Sort through the data and copy the lines holding the word "JSON".

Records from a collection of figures
-=-=-=-=-
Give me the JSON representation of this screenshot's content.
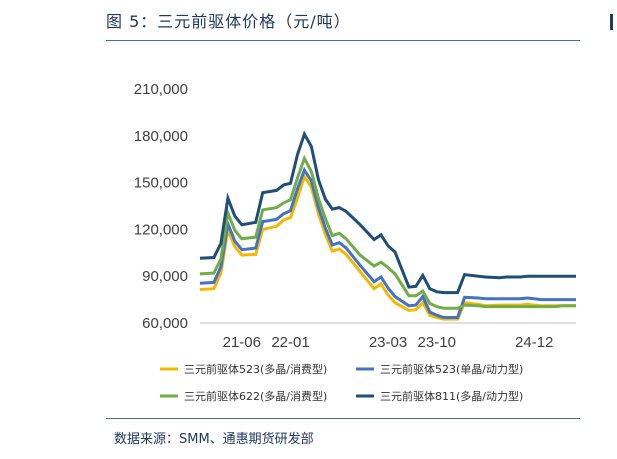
{
  "header": {
    "title": "图 5：三元前驱体价格（元/吨）"
  },
  "footer": {
    "source": "数据来源：SMM、通惠期货研发部"
  },
  "chart_data": {
    "type": "line",
    "title": "图 5：三元前驱体价格（元/吨）",
    "xlabel": "",
    "ylabel": "",
    "ylim": [
      60000,
      210000
    ],
    "y_ticks": [
      "60,000",
      "90,000",
      "120,000",
      "150,000",
      "180,000",
      "210,000"
    ],
    "y_tick_values": [
      60000,
      90000,
      120000,
      150000,
      180000,
      210000
    ],
    "x_tick_labels": [
      "21-06",
      "22-01",
      "23-03",
      "23-10",
      "24-12"
    ],
    "x_tick_dates": [
      "2021-06",
      "2022-01",
      "2023-03",
      "2023-10",
      "2024-12"
    ],
    "x_range": [
      "2020-12",
      "2025-06"
    ],
    "legend_position": "bottom",
    "grid": false,
    "x": [
      "2020-12",
      "2021-02",
      "2021-03",
      "2021-04",
      "2021-05",
      "2021-06",
      "2021-08",
      "2021-09",
      "2021-11",
      "2021-12",
      "2022-01",
      "2022-02",
      "2022-03",
      "2022-04",
      "2022-05",
      "2022-06",
      "2022-07",
      "2022-08",
      "2022-09",
      "2022-11",
      "2023-01",
      "2023-02",
      "2023-03",
      "2023-04",
      "2023-06",
      "2023-07",
      "2023-08",
      "2023-09",
      "2023-10",
      "2023-11",
      "2023-12",
      "2024-01",
      "2024-02",
      "2024-04",
      "2024-05",
      "2024-07",
      "2024-08",
      "2024-10",
      "2024-11",
      "2024-12",
      "2025-01",
      "2025-03",
      "2025-04",
      "2025-06"
    ],
    "series": [
      {
        "name": "三元前驱体523(多晶/消费型)",
        "color": "#f5b800",
        "values": [
          81500,
          82000,
          92000,
          119500,
          109000,
          103500,
          104000,
          120000,
          122000,
          126000,
          127500,
          140000,
          154000,
          147000,
          130000,
          117000,
          106000,
          107500,
          104000,
          93000,
          82000,
          85000,
          78000,
          73000,
          68000,
          68500,
          73000,
          65000,
          63500,
          62500,
          62500,
          62500,
          73000,
          72000,
          71000,
          71500,
          71500,
          71500,
          72000,
          71500,
          71000,
          71000,
          71000,
          71000
        ]
      },
      {
        "name": "三元前驱体523(单晶/动力型)",
        "color": "#4472c4",
        "values": [
          85500,
          86000,
          96000,
          123500,
          112500,
          107000,
          108000,
          125000,
          126500,
          130000,
          132000,
          146000,
          158000,
          151000,
          134000,
          121000,
          110000,
          111500,
          108000,
          97000,
          86500,
          89500,
          82500,
          77000,
          71000,
          71500,
          77000,
          67000,
          65000,
          63500,
          63500,
          63500,
          76500,
          76000,
          75500,
          75500,
          75500,
          75500,
          76000,
          75500,
          75000,
          75000,
          75000,
          75000
        ]
      },
      {
        "name": "三元前驱体622(多晶/消费型)",
        "color": "#70ad47",
        "values": [
          91500,
          92000,
          101000,
          130500,
          119500,
          114000,
          115000,
          132500,
          134000,
          137000,
          139000,
          153000,
          165500,
          157000,
          140000,
          127000,
          116000,
          117500,
          114000,
          103500,
          96500,
          99000,
          95500,
          91500,
          77500,
          77500,
          80500,
          72500,
          70500,
          69500,
          69500,
          69500,
          71500,
          71000,
          70500,
          70500,
          70500,
          70500,
          70500,
          70500,
          70500,
          70500,
          71000,
          71000
        ]
      },
      {
        "name": "三元前驱体811(多晶/动力型)",
        "color": "#1f4e79",
        "values": [
          101500,
          102000,
          111000,
          140000,
          128500,
          123000,
          124500,
          143500,
          145000,
          148500,
          149500,
          168000,
          181000,
          173000,
          152000,
          139500,
          133000,
          134000,
          131500,
          123000,
          113500,
          116500,
          109500,
          105500,
          83000,
          83500,
          90500,
          82000,
          80000,
          79500,
          79500,
          79500,
          91000,
          90000,
          89500,
          89000,
          89500,
          89500,
          90000,
          90000,
          90000,
          90000,
          90000,
          90000
        ]
      }
    ]
  }
}
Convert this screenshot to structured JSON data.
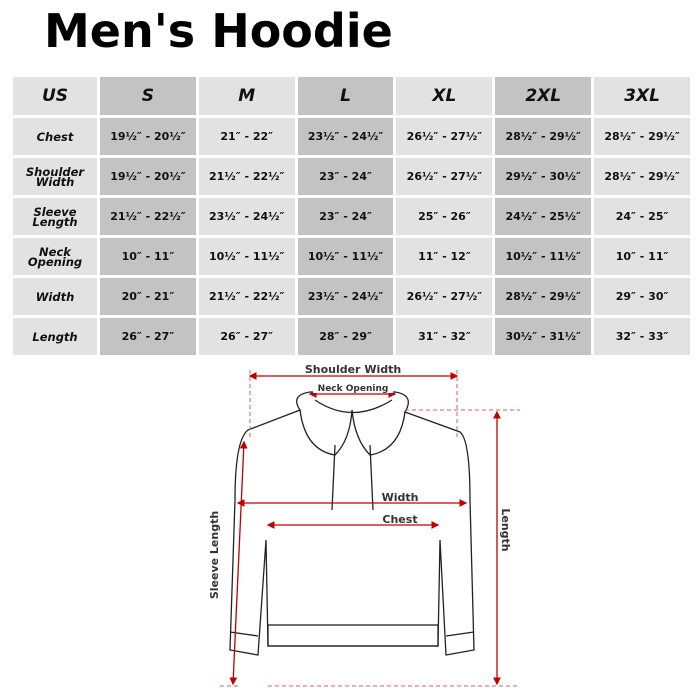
{
  "title": "Men's Hoodie",
  "table": {
    "header": [
      "US",
      "S",
      "M",
      "L",
      "XL",
      "2XL",
      "3XL"
    ],
    "rows": [
      {
        "label": "Chest",
        "values": [
          "19½″ - 20½″",
          "21″ - 22″",
          "23½″ - 24½″",
          "26½″ - 27½″",
          "28½″ - 29½″",
          "28½″ - 29½″"
        ]
      },
      {
        "label": "Shoulder Width",
        "values": [
          "19½″ - 20½″",
          "21½″ - 22½″",
          "23″ - 24″",
          "26½″ - 27½″",
          "29½″ - 30½″",
          "28½″ - 29½″"
        ]
      },
      {
        "label": "Sleeve Length",
        "values": [
          "21½″ - 22½″",
          "23½″ - 24½″",
          "23″ - 24″",
          "25″ - 26″",
          "24½″ - 25½″",
          "24″ - 25″"
        ]
      },
      {
        "label": "Neck Opening",
        "values": [
          "10″ - 11″",
          "10½″ - 11½″",
          "10½″ - 11½″",
          "11″ - 12″",
          "10½″ - 11½″",
          "10″ - 11″"
        ]
      },
      {
        "label": "Width",
        "values": [
          "20″ - 21″",
          "21½″ - 22½″",
          "23½″ - 24½″",
          "26½″ - 27½″",
          "28½″ - 29½″",
          "29″ - 30″"
        ]
      },
      {
        "label": "Length",
        "values": [
          "26″ - 27″",
          "26″ - 27″",
          "28″ - 29″",
          "31″ - 32″",
          "30½″ - 31½″",
          "32″ - 33″"
        ]
      }
    ]
  },
  "diagram": {
    "shoulder_width": "Shoulder Width",
    "neck_opening": "Neck Opening",
    "width": "Width",
    "chest": "Chest",
    "length": "Length",
    "sleeve_length": "Sleeve Length"
  },
  "colors": {
    "measure_line": "#c00000",
    "dash": "#d06060"
  }
}
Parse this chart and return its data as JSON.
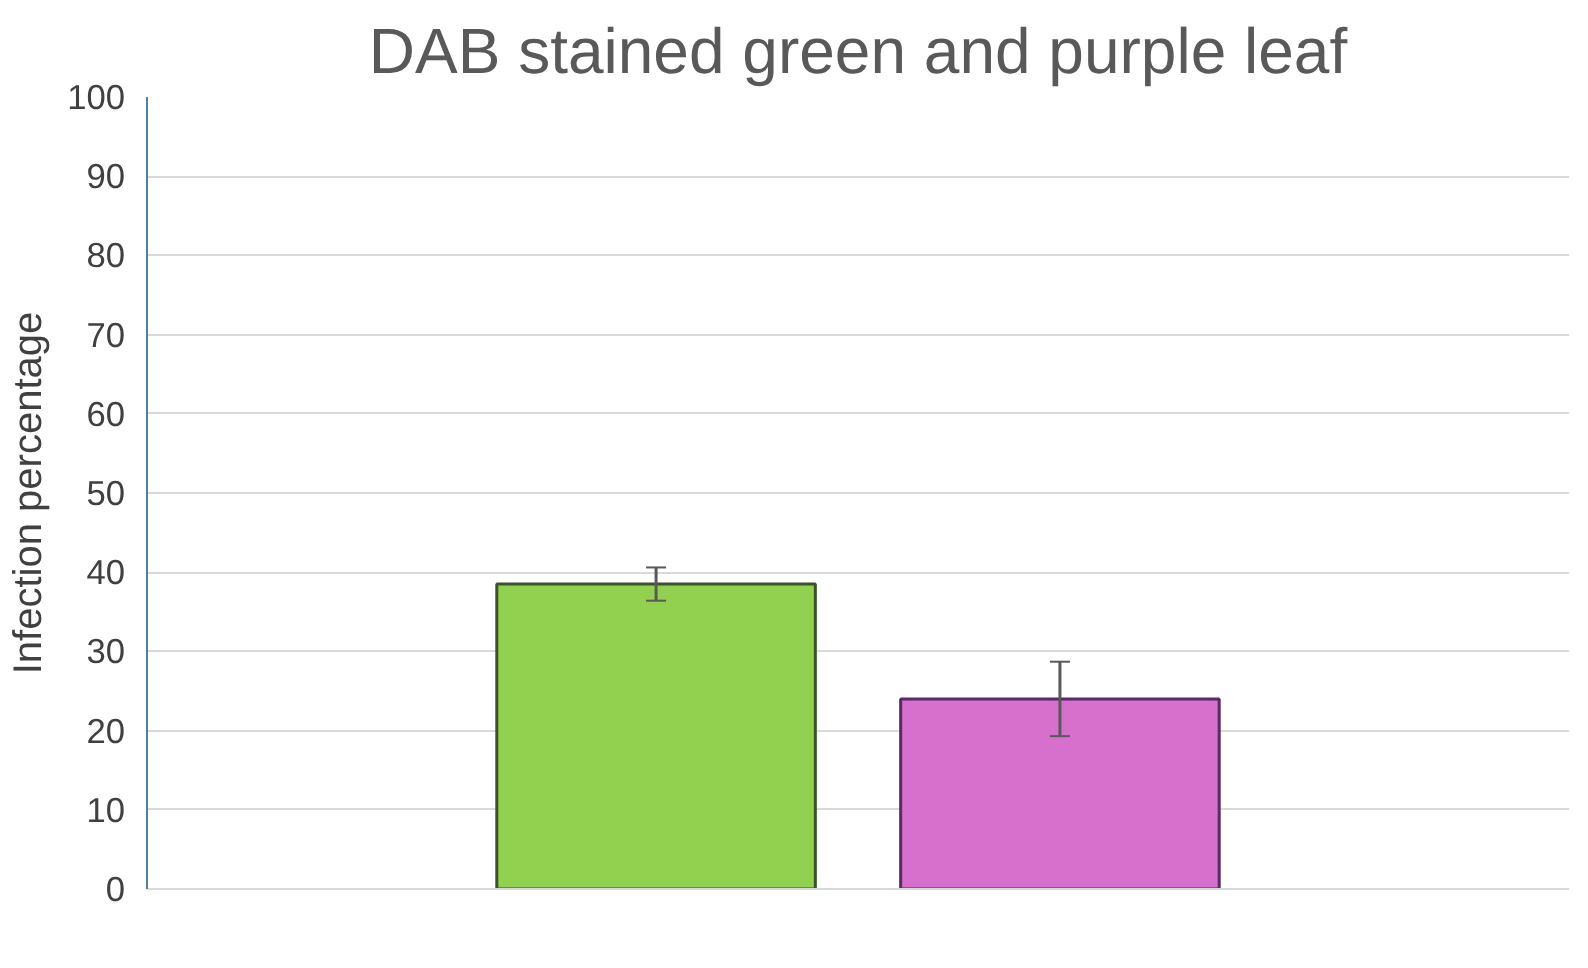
{
  "chart_data": {
    "type": "bar",
    "title": "DAB stained green and purple leaf",
    "ylabel": "Infection percentage",
    "categories": [
      null
    ],
    "series": [
      {
        "color": "#92d050",
        "values": [
          38.5
        ],
        "errors": [
          2.1
        ]
      },
      {
        "color": "#d76fcc",
        "values": [
          24
        ],
        "errors": [
          4.7
        ]
      }
    ],
    "ylim": [
      0,
      100
    ],
    "yticks": [
      0,
      10,
      20,
      30,
      40,
      50,
      60,
      70,
      80,
      90,
      100
    ],
    "grid": "y"
  }
}
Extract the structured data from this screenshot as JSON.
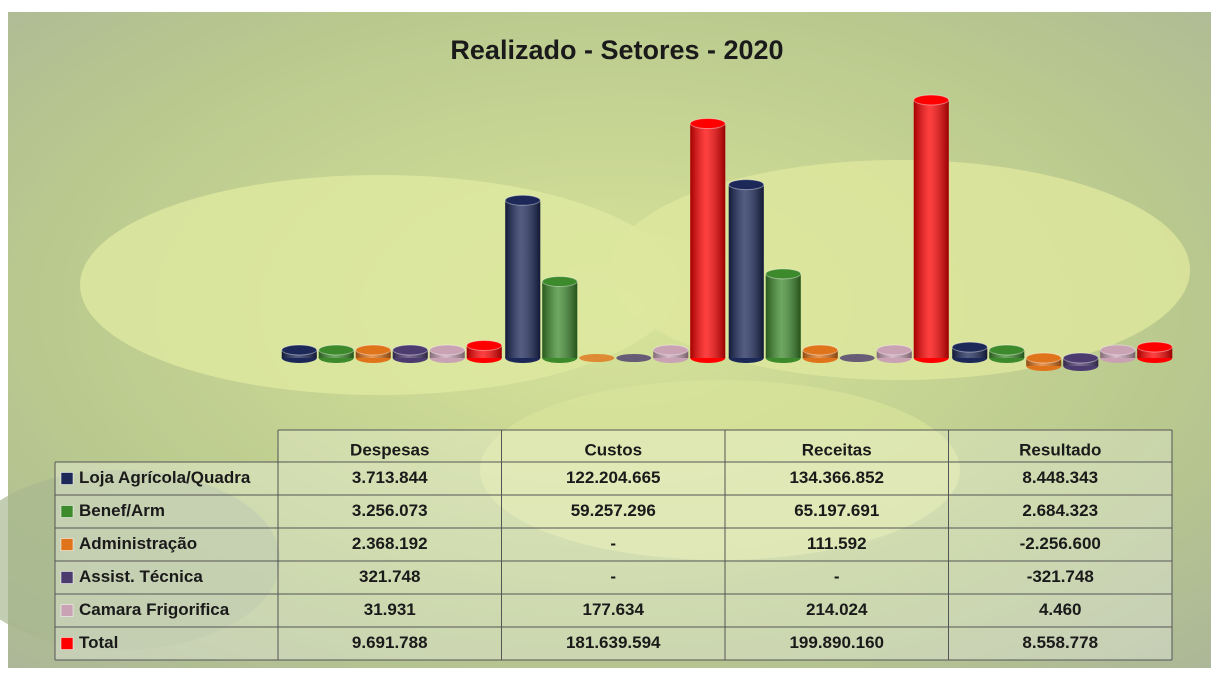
{
  "chart_data": {
    "type": "bar",
    "title": "Realizado - Setores - 2020",
    "categories": [
      "Despesas",
      "Custos",
      "Receitas",
      "Resultado"
    ],
    "series": [
      {
        "name": "Loja Agrícola/Quadra",
        "color": "#1b2858",
        "values": [
          3713844,
          122204665,
          134366852,
          8448343
        ],
        "value_labels": [
          "3.713.844",
          "122.204.665",
          "134.366.852",
          "8.448.343"
        ]
      },
      {
        "name": "Benef/Arm",
        "color": "#3d8a2c",
        "values": [
          3256073,
          59257296,
          65197691,
          2684323
        ],
        "value_labels": [
          "3.256.073",
          "59.257.296",
          "65.197.691",
          "2.684.323"
        ]
      },
      {
        "name": "Administração",
        "color": "#e0741a",
        "values": [
          2368192,
          null,
          111592,
          -2256600
        ],
        "value_labels": [
          "2.368.192",
          "-",
          "111.592",
          "-2.256.600"
        ]
      },
      {
        "name": "Assist. Técnica",
        "color": "#4b3b6e",
        "values": [
          321748,
          null,
          null,
          -321748
        ],
        "value_labels": [
          "321.748",
          "-",
          "-",
          "-321.748"
        ]
      },
      {
        "name": "Camara Frigorifica",
        "color": "#c9a2b3",
        "values": [
          31931,
          177634,
          214024,
          4460
        ],
        "value_labels": [
          "31.931",
          "177.634",
          "214.024",
          "4.460"
        ]
      },
      {
        "name": "Total",
        "color": "#ff0000",
        "values": [
          9691788,
          181639594,
          199890160,
          8558778
        ],
        "value_labels": [
          "9.691.788",
          "181.639.594",
          "199.890.160",
          "8.558.778"
        ]
      }
    ]
  }
}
-=-=-=-=-
Response to the exercise:
Give me the JSON representation of this screenshot's content.
Convert this screenshot to structured JSON data.
Parse this chart and return its data as JSON.
Extract the structured data from this screenshot as JSON.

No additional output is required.